What this task involves: Give the number of lines in the listing that hold the word "broadcast". Write nothing but that number.

Records supplied:
============
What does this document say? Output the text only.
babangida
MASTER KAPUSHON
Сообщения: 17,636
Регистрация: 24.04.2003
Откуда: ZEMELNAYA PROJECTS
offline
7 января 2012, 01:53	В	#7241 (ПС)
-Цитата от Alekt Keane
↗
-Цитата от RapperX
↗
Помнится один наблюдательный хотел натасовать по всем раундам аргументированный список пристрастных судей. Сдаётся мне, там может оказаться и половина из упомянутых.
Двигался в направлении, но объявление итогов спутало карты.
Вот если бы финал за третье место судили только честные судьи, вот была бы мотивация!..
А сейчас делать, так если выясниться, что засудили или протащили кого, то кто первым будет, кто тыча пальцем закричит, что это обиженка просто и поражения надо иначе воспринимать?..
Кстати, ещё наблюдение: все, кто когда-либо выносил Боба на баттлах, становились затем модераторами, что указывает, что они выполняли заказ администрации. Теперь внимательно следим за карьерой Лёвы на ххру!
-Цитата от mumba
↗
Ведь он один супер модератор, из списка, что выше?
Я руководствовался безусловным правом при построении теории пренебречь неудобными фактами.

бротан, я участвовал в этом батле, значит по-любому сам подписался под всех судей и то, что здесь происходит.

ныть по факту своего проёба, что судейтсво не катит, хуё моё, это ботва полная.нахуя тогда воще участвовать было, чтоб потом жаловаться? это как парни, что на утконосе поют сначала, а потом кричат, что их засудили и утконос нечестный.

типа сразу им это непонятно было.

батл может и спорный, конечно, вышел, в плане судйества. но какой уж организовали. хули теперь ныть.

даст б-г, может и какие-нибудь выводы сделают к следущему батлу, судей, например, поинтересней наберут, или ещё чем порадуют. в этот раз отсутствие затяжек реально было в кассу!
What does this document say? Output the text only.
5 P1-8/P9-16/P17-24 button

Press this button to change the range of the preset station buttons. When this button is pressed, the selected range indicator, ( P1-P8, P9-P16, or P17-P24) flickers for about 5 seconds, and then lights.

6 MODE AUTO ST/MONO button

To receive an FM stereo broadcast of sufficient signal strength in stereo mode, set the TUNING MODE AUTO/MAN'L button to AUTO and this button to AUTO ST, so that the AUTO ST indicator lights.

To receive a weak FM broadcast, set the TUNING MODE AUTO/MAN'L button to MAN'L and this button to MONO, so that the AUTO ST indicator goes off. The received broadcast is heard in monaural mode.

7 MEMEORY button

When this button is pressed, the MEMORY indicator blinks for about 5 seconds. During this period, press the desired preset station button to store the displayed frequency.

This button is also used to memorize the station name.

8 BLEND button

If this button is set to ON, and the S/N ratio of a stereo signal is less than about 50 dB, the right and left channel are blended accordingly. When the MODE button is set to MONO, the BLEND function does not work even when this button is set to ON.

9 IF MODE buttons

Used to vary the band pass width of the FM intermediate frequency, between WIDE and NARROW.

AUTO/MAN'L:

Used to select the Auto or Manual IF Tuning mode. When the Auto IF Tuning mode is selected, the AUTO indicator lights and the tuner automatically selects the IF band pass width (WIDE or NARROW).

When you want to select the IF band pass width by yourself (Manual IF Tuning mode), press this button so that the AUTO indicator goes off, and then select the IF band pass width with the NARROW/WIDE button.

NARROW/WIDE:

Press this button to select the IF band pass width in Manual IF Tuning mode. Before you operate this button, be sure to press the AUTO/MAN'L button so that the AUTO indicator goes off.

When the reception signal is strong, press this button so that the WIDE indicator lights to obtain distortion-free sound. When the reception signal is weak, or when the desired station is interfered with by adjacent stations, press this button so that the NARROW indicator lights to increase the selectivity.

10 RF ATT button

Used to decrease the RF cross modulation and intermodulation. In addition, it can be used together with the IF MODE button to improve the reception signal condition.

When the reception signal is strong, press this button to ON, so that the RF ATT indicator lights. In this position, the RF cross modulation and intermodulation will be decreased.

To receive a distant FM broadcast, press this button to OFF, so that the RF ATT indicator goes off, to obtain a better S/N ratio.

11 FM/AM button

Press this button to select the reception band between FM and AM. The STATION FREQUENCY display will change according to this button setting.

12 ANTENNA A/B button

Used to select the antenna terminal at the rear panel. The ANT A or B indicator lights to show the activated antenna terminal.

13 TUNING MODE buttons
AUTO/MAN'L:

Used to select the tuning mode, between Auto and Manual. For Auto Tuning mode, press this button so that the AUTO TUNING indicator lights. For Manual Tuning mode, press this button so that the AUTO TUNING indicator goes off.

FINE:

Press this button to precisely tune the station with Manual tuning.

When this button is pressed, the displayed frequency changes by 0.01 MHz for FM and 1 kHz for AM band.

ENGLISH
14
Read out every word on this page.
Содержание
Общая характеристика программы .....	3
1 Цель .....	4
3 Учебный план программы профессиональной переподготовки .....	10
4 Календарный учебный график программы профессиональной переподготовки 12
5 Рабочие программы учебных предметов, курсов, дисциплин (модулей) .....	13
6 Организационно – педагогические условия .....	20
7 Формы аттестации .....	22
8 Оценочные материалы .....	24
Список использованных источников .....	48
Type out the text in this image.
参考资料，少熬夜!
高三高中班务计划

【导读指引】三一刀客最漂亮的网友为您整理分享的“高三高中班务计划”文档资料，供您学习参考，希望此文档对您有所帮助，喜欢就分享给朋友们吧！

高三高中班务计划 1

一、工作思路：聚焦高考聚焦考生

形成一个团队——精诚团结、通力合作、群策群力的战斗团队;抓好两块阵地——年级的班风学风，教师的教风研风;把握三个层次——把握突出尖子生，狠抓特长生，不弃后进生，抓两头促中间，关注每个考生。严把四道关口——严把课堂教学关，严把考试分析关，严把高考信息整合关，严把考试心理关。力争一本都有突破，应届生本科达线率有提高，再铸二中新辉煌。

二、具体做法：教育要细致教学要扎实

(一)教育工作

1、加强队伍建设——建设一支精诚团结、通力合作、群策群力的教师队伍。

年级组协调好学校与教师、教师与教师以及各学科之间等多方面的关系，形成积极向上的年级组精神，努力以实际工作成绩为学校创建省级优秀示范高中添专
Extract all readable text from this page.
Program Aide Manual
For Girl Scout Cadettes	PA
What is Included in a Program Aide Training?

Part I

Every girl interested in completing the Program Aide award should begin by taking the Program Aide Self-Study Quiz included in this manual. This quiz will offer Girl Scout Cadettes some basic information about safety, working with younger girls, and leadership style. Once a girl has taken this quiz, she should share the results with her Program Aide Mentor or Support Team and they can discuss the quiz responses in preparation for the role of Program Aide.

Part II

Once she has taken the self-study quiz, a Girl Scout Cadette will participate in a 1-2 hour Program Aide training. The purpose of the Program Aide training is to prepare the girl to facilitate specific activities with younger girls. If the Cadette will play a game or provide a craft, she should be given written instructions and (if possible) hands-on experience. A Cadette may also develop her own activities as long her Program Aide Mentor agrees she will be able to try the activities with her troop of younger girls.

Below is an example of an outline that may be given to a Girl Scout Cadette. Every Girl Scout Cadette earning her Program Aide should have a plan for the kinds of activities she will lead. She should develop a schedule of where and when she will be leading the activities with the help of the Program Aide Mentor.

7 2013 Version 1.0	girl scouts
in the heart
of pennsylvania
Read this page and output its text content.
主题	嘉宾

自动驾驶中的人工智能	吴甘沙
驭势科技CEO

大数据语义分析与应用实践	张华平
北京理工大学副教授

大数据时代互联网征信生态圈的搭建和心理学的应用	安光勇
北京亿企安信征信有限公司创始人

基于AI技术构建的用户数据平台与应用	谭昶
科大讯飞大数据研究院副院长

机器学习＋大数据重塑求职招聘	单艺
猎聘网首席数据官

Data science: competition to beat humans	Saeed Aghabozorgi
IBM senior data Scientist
============
Solved exercise: 3